** What is being asked **
Pull out each line of the records holding the string "been".

** Exercise materials **
* start *

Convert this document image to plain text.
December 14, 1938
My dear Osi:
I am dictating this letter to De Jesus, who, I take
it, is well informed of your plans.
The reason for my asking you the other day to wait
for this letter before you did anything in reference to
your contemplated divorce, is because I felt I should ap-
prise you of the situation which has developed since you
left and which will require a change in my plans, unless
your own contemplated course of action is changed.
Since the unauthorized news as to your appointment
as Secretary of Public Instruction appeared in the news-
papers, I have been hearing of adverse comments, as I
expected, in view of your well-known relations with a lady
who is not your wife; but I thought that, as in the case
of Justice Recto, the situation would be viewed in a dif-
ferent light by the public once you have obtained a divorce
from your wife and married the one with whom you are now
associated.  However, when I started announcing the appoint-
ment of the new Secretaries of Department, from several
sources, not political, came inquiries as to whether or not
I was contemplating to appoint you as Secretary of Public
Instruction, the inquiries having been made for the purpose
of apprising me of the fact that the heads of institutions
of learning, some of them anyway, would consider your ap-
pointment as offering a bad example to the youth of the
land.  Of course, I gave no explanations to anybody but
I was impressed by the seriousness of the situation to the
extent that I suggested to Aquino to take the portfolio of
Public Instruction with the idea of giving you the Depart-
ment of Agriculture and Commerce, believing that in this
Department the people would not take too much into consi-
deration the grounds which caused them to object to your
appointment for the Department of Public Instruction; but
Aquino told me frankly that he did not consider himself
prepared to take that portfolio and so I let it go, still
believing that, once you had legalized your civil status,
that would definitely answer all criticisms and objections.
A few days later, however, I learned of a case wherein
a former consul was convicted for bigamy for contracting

* end *

** Completed task **
papers, I have been hearing of adverse comments, as I
Instruction, the inquiries having been made for the purpose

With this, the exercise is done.